What you will do:
Below are some records. Pull every line that contains the word "color".

[Dataset entries]
****

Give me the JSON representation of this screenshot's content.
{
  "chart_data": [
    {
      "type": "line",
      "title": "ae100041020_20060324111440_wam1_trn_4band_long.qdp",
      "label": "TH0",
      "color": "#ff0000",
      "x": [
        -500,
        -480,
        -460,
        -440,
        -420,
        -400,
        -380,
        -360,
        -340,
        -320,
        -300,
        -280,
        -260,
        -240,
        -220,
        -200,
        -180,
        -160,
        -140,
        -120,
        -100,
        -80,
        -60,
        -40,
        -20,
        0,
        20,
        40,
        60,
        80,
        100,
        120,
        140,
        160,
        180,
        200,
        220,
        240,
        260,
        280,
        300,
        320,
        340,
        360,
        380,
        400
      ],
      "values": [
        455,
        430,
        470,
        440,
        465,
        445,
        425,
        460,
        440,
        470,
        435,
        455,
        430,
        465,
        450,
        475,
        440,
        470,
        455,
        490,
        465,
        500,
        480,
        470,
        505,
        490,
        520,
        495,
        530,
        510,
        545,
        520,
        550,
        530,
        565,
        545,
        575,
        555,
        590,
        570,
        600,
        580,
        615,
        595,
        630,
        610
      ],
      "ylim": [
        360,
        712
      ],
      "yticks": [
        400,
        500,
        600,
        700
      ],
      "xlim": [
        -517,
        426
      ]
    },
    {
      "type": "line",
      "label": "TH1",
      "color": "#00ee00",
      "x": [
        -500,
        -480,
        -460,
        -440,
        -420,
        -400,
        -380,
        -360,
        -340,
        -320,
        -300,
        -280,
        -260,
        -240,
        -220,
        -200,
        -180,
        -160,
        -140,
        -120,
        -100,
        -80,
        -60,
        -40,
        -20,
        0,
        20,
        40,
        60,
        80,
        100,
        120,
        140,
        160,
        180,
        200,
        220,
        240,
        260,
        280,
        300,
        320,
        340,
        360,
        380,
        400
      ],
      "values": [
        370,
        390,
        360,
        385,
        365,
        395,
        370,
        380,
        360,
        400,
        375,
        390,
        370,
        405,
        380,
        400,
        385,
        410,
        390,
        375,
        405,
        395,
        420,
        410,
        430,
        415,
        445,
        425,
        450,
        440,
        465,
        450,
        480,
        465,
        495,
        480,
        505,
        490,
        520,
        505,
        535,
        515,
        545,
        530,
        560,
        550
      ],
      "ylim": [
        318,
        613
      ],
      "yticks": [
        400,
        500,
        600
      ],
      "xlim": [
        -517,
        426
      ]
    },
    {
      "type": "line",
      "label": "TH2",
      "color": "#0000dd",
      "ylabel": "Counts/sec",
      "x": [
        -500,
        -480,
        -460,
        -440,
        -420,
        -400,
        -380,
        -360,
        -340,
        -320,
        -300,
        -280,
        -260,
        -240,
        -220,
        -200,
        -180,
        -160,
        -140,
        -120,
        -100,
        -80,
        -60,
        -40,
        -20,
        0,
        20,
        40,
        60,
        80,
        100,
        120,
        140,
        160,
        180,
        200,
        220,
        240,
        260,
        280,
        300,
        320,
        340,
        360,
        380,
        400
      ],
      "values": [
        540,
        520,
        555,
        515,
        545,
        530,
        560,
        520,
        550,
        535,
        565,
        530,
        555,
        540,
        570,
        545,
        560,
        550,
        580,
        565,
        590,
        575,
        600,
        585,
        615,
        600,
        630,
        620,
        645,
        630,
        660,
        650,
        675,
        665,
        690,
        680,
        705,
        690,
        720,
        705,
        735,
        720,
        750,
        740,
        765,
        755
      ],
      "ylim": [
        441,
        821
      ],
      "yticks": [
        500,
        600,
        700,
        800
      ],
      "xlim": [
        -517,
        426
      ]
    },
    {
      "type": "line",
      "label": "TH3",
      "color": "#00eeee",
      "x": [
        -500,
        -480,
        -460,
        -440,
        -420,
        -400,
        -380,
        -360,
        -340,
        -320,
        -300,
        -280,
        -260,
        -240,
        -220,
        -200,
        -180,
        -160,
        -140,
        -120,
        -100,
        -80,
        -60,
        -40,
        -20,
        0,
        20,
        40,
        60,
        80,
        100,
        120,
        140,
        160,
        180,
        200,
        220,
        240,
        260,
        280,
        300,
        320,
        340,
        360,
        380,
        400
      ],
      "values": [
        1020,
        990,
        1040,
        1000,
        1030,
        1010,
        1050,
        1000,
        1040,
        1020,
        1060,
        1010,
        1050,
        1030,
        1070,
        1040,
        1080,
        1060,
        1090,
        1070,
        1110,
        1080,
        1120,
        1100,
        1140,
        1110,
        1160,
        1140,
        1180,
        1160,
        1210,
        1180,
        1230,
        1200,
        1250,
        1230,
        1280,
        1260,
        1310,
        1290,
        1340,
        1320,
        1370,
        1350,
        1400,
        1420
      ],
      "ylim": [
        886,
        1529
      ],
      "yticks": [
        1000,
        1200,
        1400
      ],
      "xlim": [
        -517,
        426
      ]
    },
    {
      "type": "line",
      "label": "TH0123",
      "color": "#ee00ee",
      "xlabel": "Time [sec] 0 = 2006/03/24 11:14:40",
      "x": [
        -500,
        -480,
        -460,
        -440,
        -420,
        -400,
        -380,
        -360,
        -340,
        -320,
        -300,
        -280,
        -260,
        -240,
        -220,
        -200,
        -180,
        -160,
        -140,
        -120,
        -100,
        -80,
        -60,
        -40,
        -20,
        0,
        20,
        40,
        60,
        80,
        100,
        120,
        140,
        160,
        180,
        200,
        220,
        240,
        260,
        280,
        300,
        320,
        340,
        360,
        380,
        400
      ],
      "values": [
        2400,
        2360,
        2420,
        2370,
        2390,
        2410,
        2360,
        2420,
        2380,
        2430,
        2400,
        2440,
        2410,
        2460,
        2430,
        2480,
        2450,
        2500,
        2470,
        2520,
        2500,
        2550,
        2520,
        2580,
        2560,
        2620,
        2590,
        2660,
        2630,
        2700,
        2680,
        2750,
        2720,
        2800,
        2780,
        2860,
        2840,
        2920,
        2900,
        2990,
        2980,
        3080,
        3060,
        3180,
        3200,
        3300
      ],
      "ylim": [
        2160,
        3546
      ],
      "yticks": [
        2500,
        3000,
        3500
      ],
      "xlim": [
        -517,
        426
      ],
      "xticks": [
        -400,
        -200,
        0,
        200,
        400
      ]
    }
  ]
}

****

Full output:
      "color": "#ff0000",
      "color": "#00ee00",
      "color": "#0000dd",
      "color": "#00eeee",
      "color": "#ee00ee",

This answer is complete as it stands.